_EXERCISE GOAL_
Write out each record again exactly as it stands.

((

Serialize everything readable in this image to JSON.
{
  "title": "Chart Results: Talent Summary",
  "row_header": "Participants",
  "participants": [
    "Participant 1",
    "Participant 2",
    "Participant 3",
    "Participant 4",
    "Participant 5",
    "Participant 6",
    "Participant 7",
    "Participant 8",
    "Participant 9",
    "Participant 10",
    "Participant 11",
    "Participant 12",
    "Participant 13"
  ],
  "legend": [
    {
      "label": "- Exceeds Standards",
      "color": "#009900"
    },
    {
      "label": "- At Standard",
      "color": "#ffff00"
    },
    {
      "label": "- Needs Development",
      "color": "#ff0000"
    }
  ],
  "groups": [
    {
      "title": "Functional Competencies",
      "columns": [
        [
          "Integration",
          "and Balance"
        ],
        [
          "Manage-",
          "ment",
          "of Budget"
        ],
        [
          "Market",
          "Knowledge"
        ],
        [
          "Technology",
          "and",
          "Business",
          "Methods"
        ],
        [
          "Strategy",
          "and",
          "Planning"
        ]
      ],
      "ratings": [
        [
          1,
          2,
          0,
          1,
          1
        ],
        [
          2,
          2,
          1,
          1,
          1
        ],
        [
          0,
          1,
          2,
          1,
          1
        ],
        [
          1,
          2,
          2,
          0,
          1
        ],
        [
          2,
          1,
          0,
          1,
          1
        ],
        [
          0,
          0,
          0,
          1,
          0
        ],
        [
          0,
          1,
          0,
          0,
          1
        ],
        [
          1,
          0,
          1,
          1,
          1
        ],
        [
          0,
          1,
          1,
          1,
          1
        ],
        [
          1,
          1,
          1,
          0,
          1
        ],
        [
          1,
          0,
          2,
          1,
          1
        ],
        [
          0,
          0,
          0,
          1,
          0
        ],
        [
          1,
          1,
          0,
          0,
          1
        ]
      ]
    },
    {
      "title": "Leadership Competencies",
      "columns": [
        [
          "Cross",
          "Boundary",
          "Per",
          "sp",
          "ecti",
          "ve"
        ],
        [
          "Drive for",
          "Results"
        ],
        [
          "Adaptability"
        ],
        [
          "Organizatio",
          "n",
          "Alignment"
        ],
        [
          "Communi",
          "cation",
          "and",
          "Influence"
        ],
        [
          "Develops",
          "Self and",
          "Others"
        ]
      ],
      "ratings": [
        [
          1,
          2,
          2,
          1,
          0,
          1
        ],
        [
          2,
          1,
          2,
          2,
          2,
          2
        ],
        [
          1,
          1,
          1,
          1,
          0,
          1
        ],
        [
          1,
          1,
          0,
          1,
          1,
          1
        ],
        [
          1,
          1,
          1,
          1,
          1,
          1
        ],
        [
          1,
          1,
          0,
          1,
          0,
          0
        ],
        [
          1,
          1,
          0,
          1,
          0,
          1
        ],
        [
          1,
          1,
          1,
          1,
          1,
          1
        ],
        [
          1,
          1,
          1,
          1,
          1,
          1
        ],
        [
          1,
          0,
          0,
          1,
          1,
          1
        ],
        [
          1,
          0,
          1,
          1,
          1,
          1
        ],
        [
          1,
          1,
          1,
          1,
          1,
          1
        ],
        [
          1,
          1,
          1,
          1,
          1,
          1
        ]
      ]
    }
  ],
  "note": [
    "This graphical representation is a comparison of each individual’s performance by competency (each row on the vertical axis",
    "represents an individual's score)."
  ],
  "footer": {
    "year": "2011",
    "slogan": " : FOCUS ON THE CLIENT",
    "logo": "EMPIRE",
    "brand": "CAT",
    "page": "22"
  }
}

))

_OUTPUT_
Serialize everything readable in this image to JSON.
{
  "title": "Chart Results: Talent Summary",
  "row_header": "Participants",
  "participants": [
    "Participant 1",
    "Participant 2",
    "Participant 3",
    "Participant 4",
    "Participant 5",
    "Participant 6",
    "Participant 7",
    "Participant 8",
    "Participant 9",
    "Participant 10",
    "Participant 11",
    "Participant 12",
    "Participant 13"
  ],
  "legend": [
    {
      "label": "- Exceeds Standards",
      "color": "#009900"
    },
    {
      "label": "- At Standard",
      "color": "#ffff00"
    },
    {
      "label": "- Needs Development",
      "color": "#ff0000"
    }
  ],
  "groups": [
    {
      "title": "Functional Competencies",
      "columns": [
        [
          "Integration",
          "and Balance"
        ],
        [
          "Manage-",
          "ment",
          "of Budget"
        ],
        [
          "Market",
          "Knowledge"
        ],
        [
          "Technology",
          "and",
          "Business",
          "Methods"
        ],
        [
          "Strategy",
          "and",
          "Planning"
        ]
      ],
      "ratings": [
        [
          1,
          2,
          0,
          1,
          1
        ],
        [
          2,
          2,
          1,
          1,
          1
        ],
        [
          0,
          1,
          2,
          1,
          1
        ],
        [
          1,
          2,
          2,
          0,
          1
        ],
        [
          2,
          1,
          0,
          1,
          1
        ],
        [
          0,
          0,
          0,
          1,
          0
        ],
        [
          0,
          1,
          0,
          0,
          1
        ],
        [
          1,
          0,
          1,
          1,
          1
        ],
        [
          0,
          1,
          1,
          1,
          1
        ],
        [
          1,
          1,
          1,
          0,
          1
        ],
        [
          1,
          0,
          2,
          1,
          1
        ],
        [
          0,
          0,
          0,
          1,
          0
        ],
        [
          1,
          1,
          0,
          0,
          1
        ]
      ]
    },
    {
      "title": "Leadership Competencies",
      "columns": [
        [
          "Cross",
          "Boundary",
          "Per",
          "sp",
          "ecti",
          "ve"
        ],
        [
          "Drive for",
          "Results"
        ],
        [
          "Adaptability"
        ],
        [
          "Organizatio",
          "n",
          "Alignment"
        ],
        [
          "Communi",
          "cation",
          "and",
          "Influence"
        ],
        [
          "Develops",
          "Self and",
          "Others"
        ]
      ],
      "ratings": [
        [
          1,
          2,
          2,
          1,
          0,
          1
        ],
        [
          2,
          1,
          2,
          2,
          2,
          2
        ],
        [
          1,
          1,
          1,
          1,
          0,
          1
        ],
        [
          1,
          1,
          0,
          1,
          1,
          1
        ],
        [
          1,
          1,
          1,
          1,
          1,
          1
        ],
        [
          1,
          1,
          0,
          1,
          0,
          0
        ],
        [
          1,
          1,
          0,
          1,
          0,
          1
        ],
        [
          1,
          1,
          1,
          1,
          1,
          1
        ],
        [
          1,
          1,
          1,
          1,
          1,
          1
        ],
        [
          1,
          0,
          0,
          1,
          1,
          1
        ],
        [
          1,
          0,
          1,
          1,
          1,
          1
        ],
        [
          1,
          1,
          1,
          1,
          1,
          1
        ],
        [
          1,
          1,
          1,
          1,
          1,
          1
        ]
      ]
    }
  ],
  "note": [
    "This graphical representation is a comparison of each individual’s performance by competency (each row on the vertical axis",
    "represents an individual's score)."
  ],
  "footer": {
    "year": "2011",
    "slogan": " : FOCUS ON THE CLIENT",
    "logo": "EMPIRE",
    "brand": "CAT",
    "page": "22"
  }
}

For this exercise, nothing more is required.